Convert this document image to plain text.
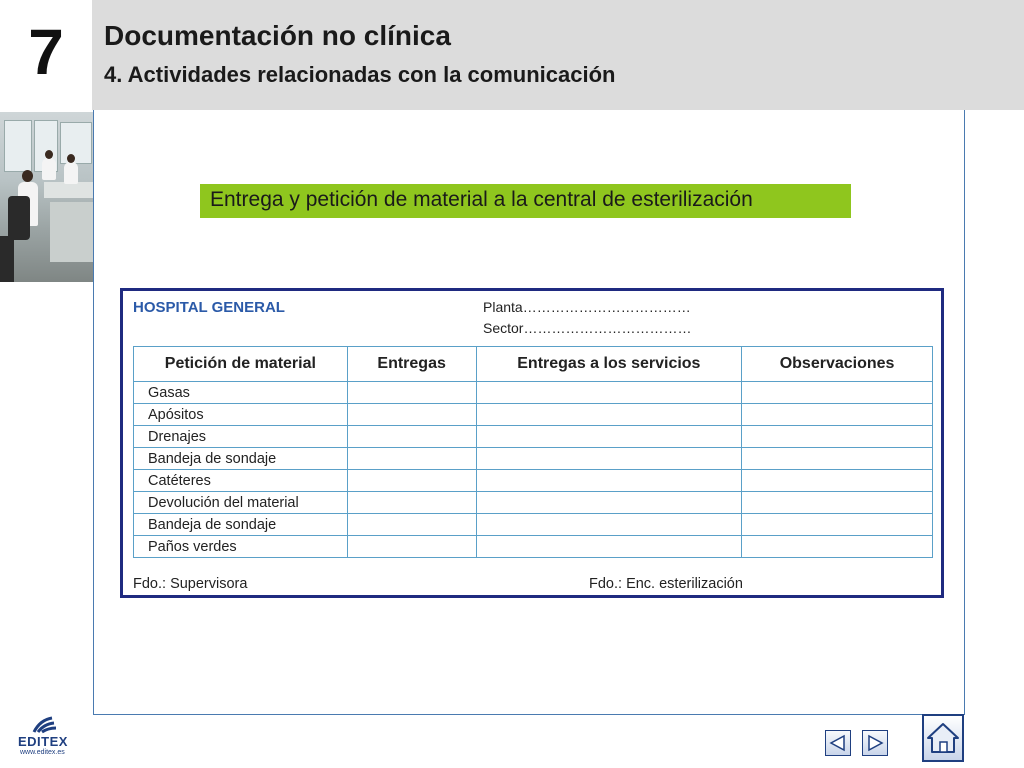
7 Documentación no clínica
4. Actividades relacionadas con la comunicación
Entrega y petición de material a la central de esterilización
HOSPITAL GENERAL	Planta………………………………
Sector………………………………
Petición de material	Entregas	Entregas a los servicios	Observaciones
Gasas			
Apósitos			
Drenajes			
Bandeja de sondaje			
Catéteres			
Devolución del material			
Bandeja de sondaje			
Paños verdes			
Fdo.: Supervisora	Fdo.: Enc. esterilización
EDITEX
www.editex.es
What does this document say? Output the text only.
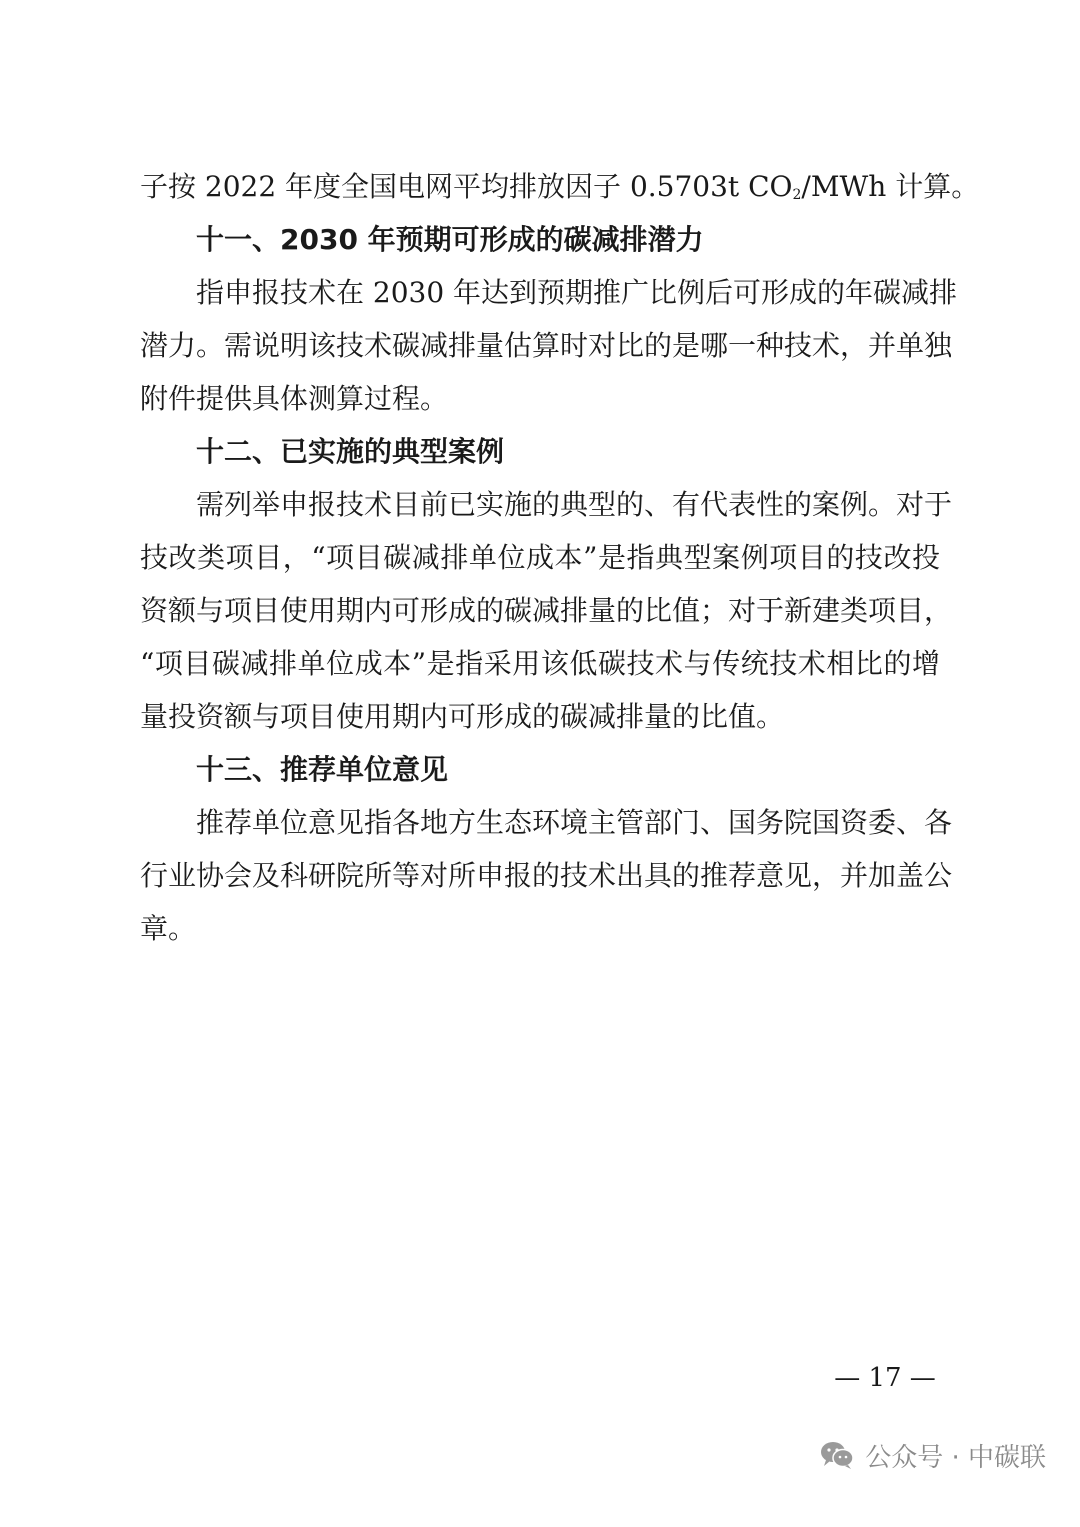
子按 2022 年度全国电网平均排放因子 0.5703t $CO_2$/MWh 计算。
十一、2030 年预期可形成的碳减排潜力
指申报技术在 2030 年达到预期推广比例后可形成的年碳减排
潜力。需说明该技术碳减排量估算时对比的是哪一种技术，并单独
附件提供具体测算过程。
十二、已实施的典型案例
需列举申报技术目前已实施的典型的、有代表性的案例。对于
技改类项目，“项目碳减排单位成本”是指典型案例项目的技改投
资额与项目使用期内可形成的碳减排量的比值；对于新建类项目，
“项目碳减排单位成本”是指采用该低碳技术与传统技术相比的增
量投资额与项目使用期内可形成的碳减排量的比值。
十三、推荐单位意见
推荐单位意见指各地方生态环境主管部门、国务院国资委、各
行业协会及科研院所等对所申报的技术出具的推荐意见，并加盖公
章。
— 17 —
公众号 · 中碳联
# # # # # # #
■ Task description:
Find the number of lines in which the word "text" occurs, and write nothing but that number.

■ Output of the exercise:
2